» To be done
In the records below, find each line with the word "fabric" and copy it.

» Available records

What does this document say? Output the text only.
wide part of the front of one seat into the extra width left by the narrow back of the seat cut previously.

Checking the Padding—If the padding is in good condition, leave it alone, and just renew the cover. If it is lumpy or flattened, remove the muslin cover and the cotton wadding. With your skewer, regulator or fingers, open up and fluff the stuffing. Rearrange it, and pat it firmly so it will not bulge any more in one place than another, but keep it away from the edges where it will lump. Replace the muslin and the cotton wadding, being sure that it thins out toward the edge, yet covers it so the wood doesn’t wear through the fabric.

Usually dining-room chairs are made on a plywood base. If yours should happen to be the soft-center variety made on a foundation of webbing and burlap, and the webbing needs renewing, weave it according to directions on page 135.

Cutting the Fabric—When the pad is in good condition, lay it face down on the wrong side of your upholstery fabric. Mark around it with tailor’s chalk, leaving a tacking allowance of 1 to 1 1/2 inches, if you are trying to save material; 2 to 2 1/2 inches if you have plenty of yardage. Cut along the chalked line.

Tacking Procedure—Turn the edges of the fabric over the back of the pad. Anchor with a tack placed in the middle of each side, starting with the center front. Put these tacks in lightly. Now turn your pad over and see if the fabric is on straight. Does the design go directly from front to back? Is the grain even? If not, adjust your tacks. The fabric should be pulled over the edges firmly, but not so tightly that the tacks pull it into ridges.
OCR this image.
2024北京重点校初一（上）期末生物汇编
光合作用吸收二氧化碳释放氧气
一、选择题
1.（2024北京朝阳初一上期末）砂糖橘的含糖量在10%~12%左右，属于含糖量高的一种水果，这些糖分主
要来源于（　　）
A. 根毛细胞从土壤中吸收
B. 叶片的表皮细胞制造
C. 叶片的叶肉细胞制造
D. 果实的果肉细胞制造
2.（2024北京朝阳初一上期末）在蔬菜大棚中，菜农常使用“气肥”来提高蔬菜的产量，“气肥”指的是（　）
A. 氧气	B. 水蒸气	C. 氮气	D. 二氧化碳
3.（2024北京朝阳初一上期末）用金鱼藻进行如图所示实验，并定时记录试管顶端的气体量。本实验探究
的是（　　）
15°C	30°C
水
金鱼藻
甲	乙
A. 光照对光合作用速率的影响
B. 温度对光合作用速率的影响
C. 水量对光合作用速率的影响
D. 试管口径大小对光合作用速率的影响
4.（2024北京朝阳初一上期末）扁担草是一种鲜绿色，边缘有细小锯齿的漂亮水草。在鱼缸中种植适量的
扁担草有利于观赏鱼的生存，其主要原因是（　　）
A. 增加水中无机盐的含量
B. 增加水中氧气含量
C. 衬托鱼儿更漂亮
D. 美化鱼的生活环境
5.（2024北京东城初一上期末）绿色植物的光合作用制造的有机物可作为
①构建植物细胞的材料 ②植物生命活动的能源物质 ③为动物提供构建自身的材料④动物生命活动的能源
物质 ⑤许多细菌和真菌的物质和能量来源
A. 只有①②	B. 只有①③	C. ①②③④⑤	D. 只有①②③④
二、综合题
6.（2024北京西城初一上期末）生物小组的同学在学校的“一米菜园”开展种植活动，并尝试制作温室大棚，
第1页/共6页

» Exercise output
Checking the Padding—If the padding is in good condition, leave it alone, and just renew the cover. If it is lumpy or flattened, remove the muslin cover and the cotton wadding. With your skewer, regulator or fingers, open up and fluff the stuffing. Rearrange it, and pat it firmly so it will not bulge any more in one place than another, but keep it away from the edges where it will lump. Replace the muslin and the cotton wadding, being sure that it thins out toward the edge, yet covers it so the wood doesn’t wear through the fabric.
Cutting the Fabric—When the pad is in good condition, lay it face down on the wrong side of your upholstery fabric. Mark around it with tailor’s chalk, leaving a tacking allowance of 1 to 1 1/2 inches, if you are trying to save material; 2 to 2 1/2 inches if you have plenty of yardage. Cut along the chalked line.
Tacking Procedure—Turn the edges of the fabric over the back of the pad. Anchor with a tack placed in the middle of each side, starting with the center front. Put these tacks in lightly. Now turn your pad over and see if the fabric is on straight. Does the design go directly from front to back? Is the grain even? If not, adjust your tacks. The fabric should be pulled over the edges firmly, but not so tightly that the tacks pull it into ridges.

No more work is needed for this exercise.